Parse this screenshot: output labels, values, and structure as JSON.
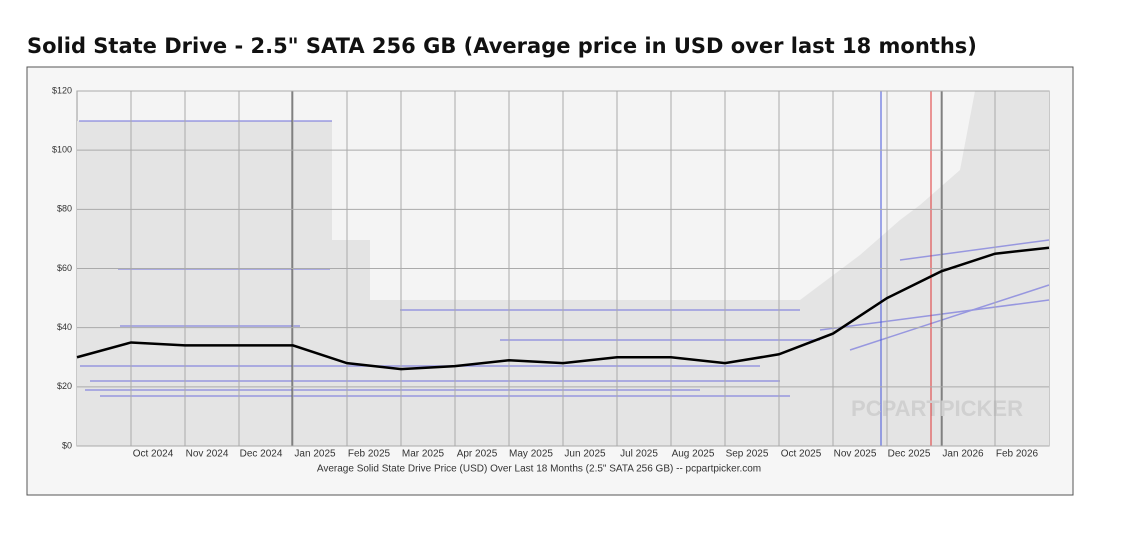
{
  "chart_data": {
    "type": "line",
    "title": "Solid State Drive - 2.5\" SATA 256 GB (Average price in USD over last 18 months)",
    "x_label": "Average Solid State Drive Price (USD) Over Last 18 Months (2.5\" SATA 256 GB) -- pcpartpicker.com",
    "watermark": "PCPARTPICKER",
    "categories": [
      null,
      "Oct 2024",
      "Nov 2024",
      "Dec 2024",
      "Jan 2025",
      "Feb 2025",
      "Mar 2025",
      "Apr 2025",
      "May 2025",
      "Jun 2025",
      "Jul 2025",
      "Aug 2025",
      "Sep 2025",
      "Oct 2025",
      "Nov 2025",
      "Dec 2025",
      "Jan 2026",
      "Feb 2026",
      null
    ],
    "series": [
      {
        "name": "Average price",
        "color": "#000000",
        "values": [
          30,
          35,
          34,
          34,
          34,
          28,
          26,
          27,
          29,
          28,
          30,
          30,
          28,
          31,
          38,
          50,
          59,
          65,
          67
        ]
      }
    ],
    "ylim": [
      0,
      120
    ],
    "yticks": [
      {
        "value": 0,
        "label": "$0"
      },
      {
        "value": 20,
        "label": "$20"
      },
      {
        "value": 40,
        "label": "$40"
      },
      {
        "value": 60,
        "label": "$60"
      },
      {
        "value": 80,
        "label": "$80"
      },
      {
        "value": 100,
        "label": "$100"
      },
      {
        "value": 120,
        "label": "$120"
      }
    ],
    "grid": true
  }
}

-*-*-

> _THE PROBLEM_
Without the pictures, return the entries exactly as they appear.

> _ANSWER TO THE PROBLEM_
Parse this screenshot: output labels, values, and structure as JSON.
{
  "chart_data": {
    "type": "line",
    "title": "Solid State Drive - 2.5\" SATA 256 GB (Average price in USD over last 18 months)",
    "x_label": "Average Solid State Drive Price (USD) Over Last 18 Months (2.5\" SATA 256 GB) -- pcpartpicker.com",
    "watermark": "PCPARTPICKER",
    "categories": [
      null,
      "Oct 2024",
      "Nov 2024",
      "Dec 2024",
      "Jan 2025",
      "Feb 2025",
      "Mar 2025",
      "Apr 2025",
      "May 2025",
      "Jun 2025",
      "Jul 2025",
      "Aug 2025",
      "Sep 2025",
      "Oct 2025",
      "Nov 2025",
      "Dec 2025",
      "Jan 2026",
      "Feb 2026",
      null
    ],
    "series": [
      {
        "name": "Average price",
        "color": "#000000",
        "values": [
          30,
          35,
          34,
          34,
          34,
          28,
          26,
          27,
          29,
          28,
          30,
          30,
          28,
          31,
          38,
          50,
          59,
          65,
          67
        ]
      }
    ],
    "ylim": [
      0,
      120
    ],
    "yticks": [
      {
        "value": 0,
        "label": "$0"
      },
      {
        "value": 20,
        "label": "$20"
      },
      {
        "value": 40,
        "label": "$40"
      },
      {
        "value": 60,
        "label": "$60"
      },
      {
        "value": 80,
        "label": "$80"
      },
      {
        "value": 100,
        "label": "$100"
      },
      {
        "value": 120,
        "label": "$120"
      }
    ],
    "grid": true
  }
}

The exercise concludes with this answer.